(Data entries)

::::

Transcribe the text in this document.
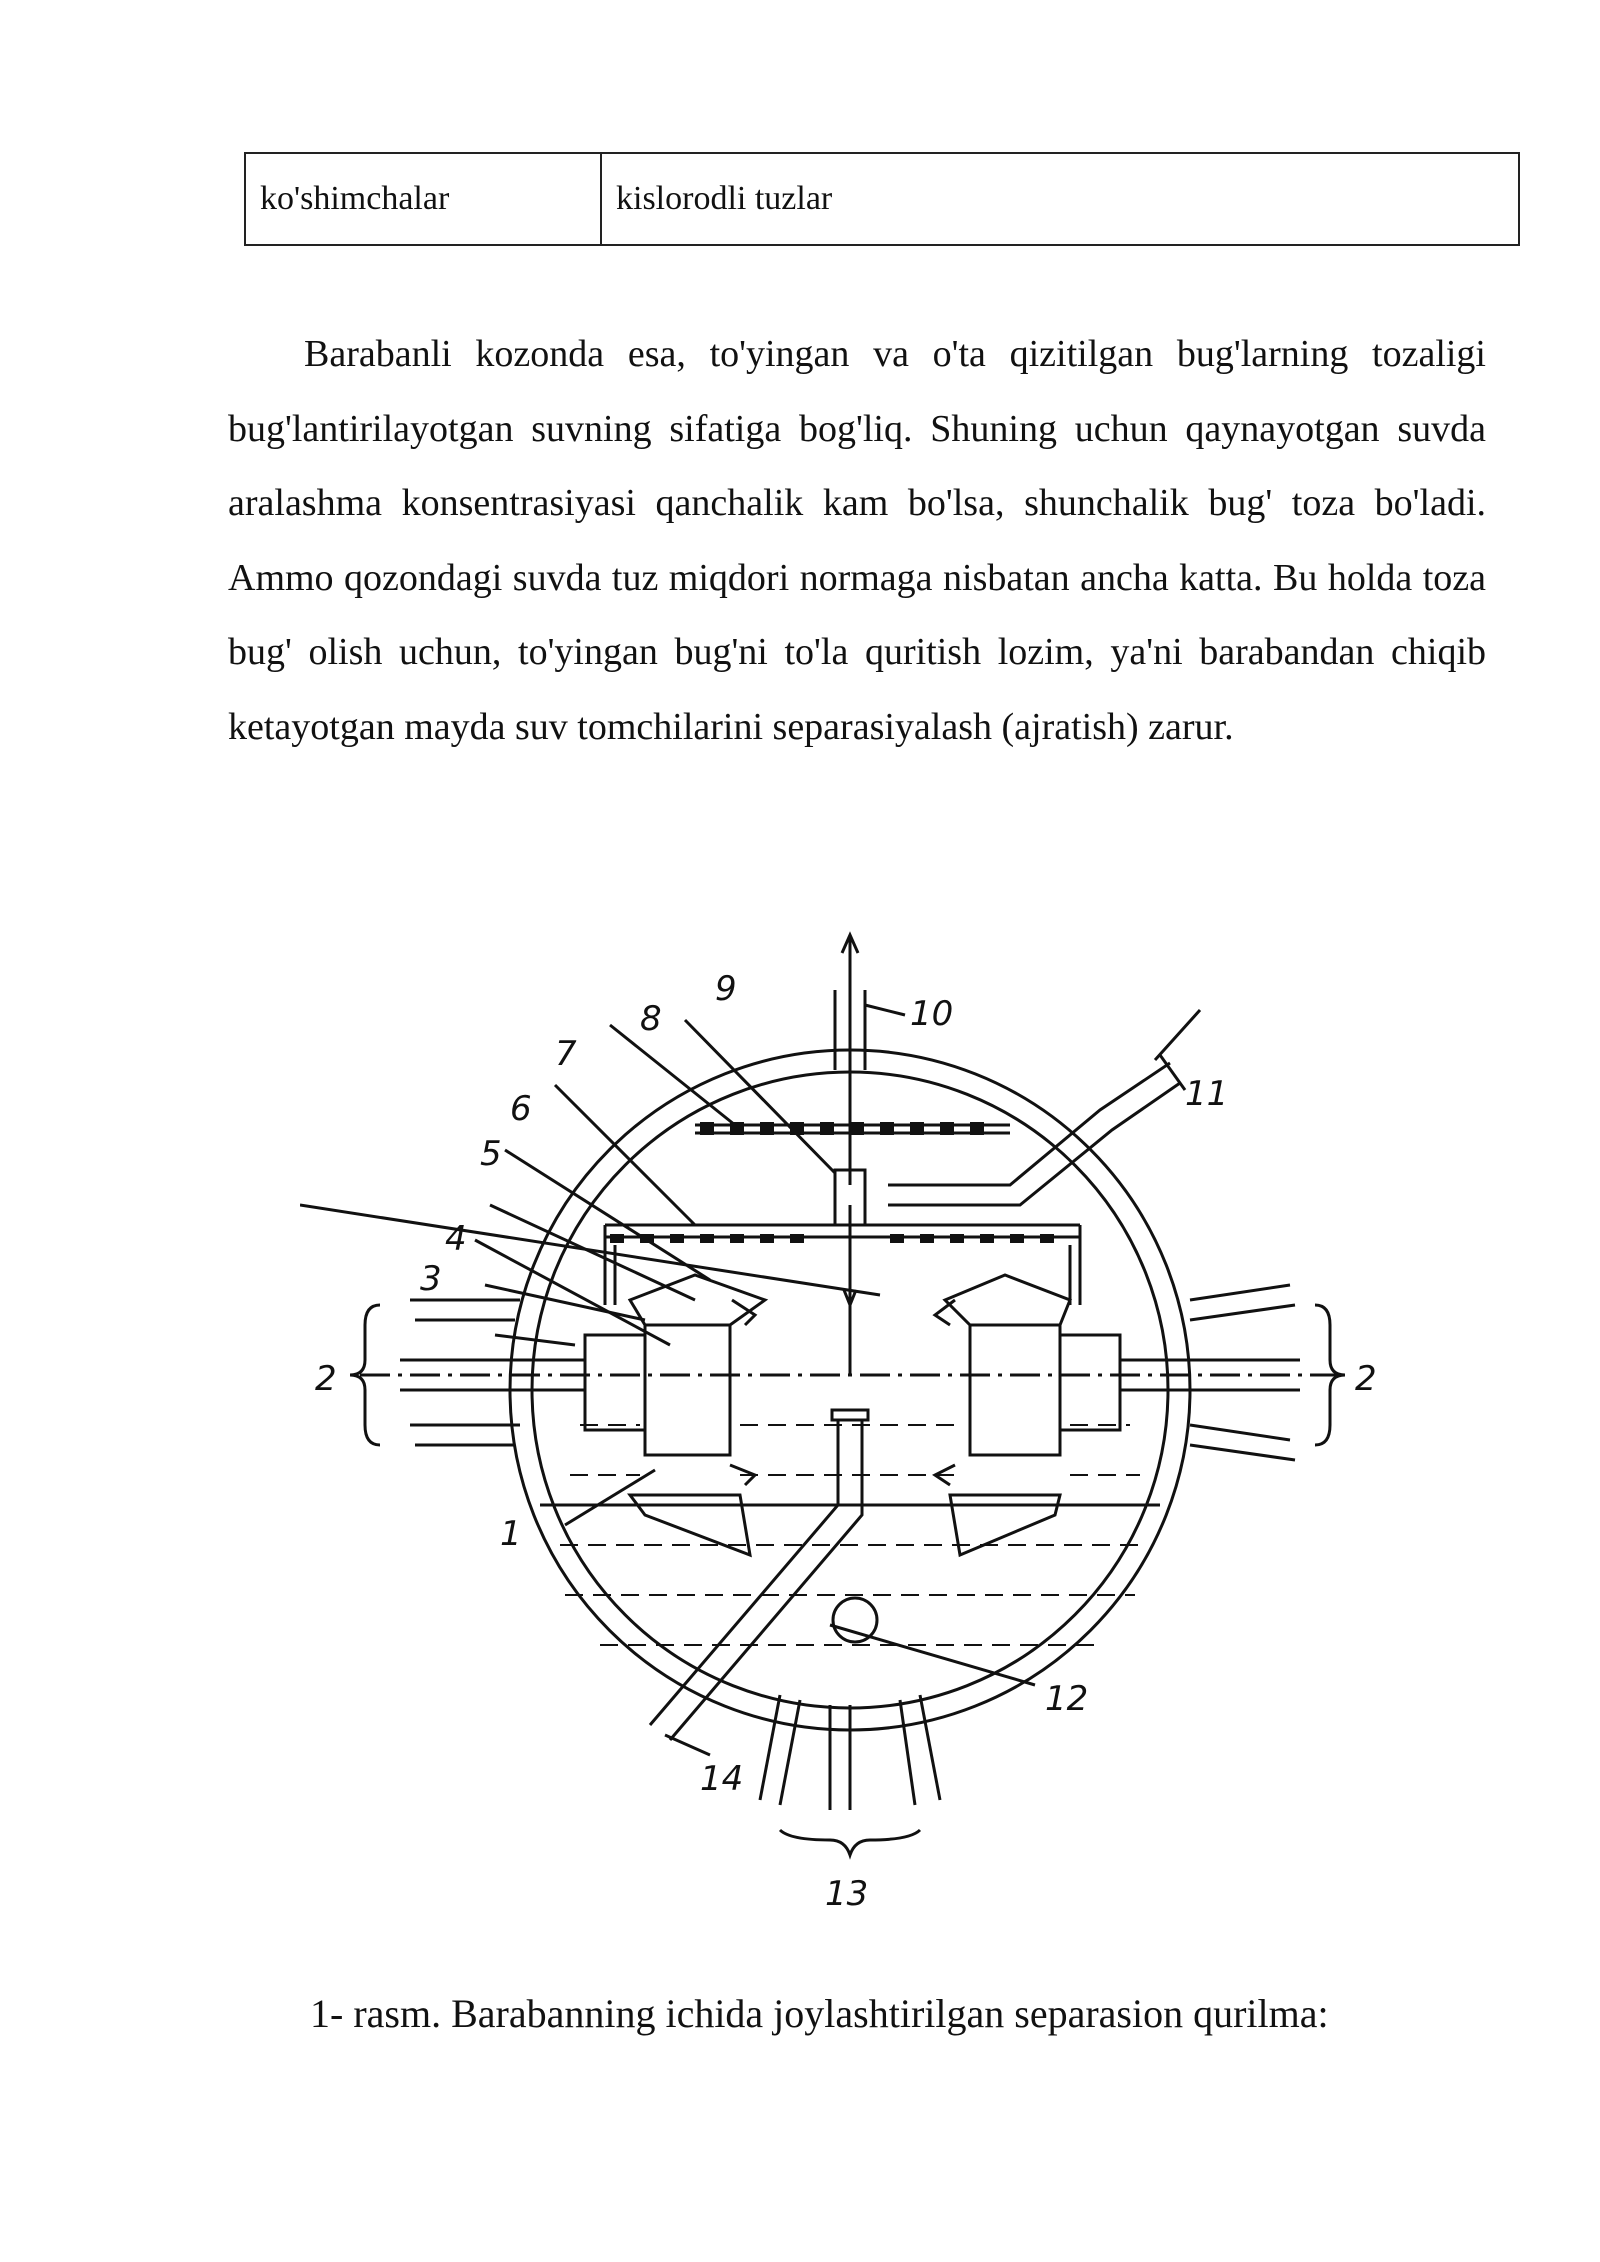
ko'shimchalar	kislorodli tuzlar

Barabanli kozonda esa, to'yingan va o'ta qizitilgan bug'larning tozaligi bug'lantirilayotgan suvning sifatiga bog'liq. Shuning uchun qaynayotgan suvda aralashma konsentrasiyasi qanchalik kam bo'lsa, shunchalik bug' toza bo'ladi. Ammo qozondagi suvda tuz miqdori normaga nisbatan ancha katta. Bu holda toza bug' olish uchun, to'yingan bug'ni to'la quritish lozim, ya'ni barabandan chiqib ketayotgan mayda suv tomchilarini separasiyalash (ajratish) zarur.

1
2	2
3
4
5
6
7
8
9
10
11
12
13
14

1- rasm. Barabanning ichida joylashtirilgan separasion qurilma:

::::

- WHAT NEEDS TO BE DONE: Please transcribe the material above exactly as written. Leave the pictures out.

- SOLUTION TO THIS TASK:
Transcribe the text in this document.
ko'shimchalar	kislorodli tuzlar

Barabanli kozonda esa, to'yingan va o'ta qizitilgan bug'larning tozaligi bug'lantirilayotgan suvning sifatiga bog'liq. Shuning uchun qaynayotgan suvda aralashma konsentrasiyasi qanchalik kam bo'lsa, shunchalik bug' toza bo'ladi. Ammo qozondagi suvda tuz miqdori normaga nisbatan ancha katta. Bu holda toza bug' olish uchun, to'yingan bug'ni to'la quritish lozim, ya'ni barabandan chiqib ketayotgan mayda suv tomchilarini separasiyalash (ajratish) zarur.

1
2	2
3
4
5
6
7
8
9
10
11
12
13
14

1- rasm. Barabanning ichida joylashtirilgan separasion qurilma:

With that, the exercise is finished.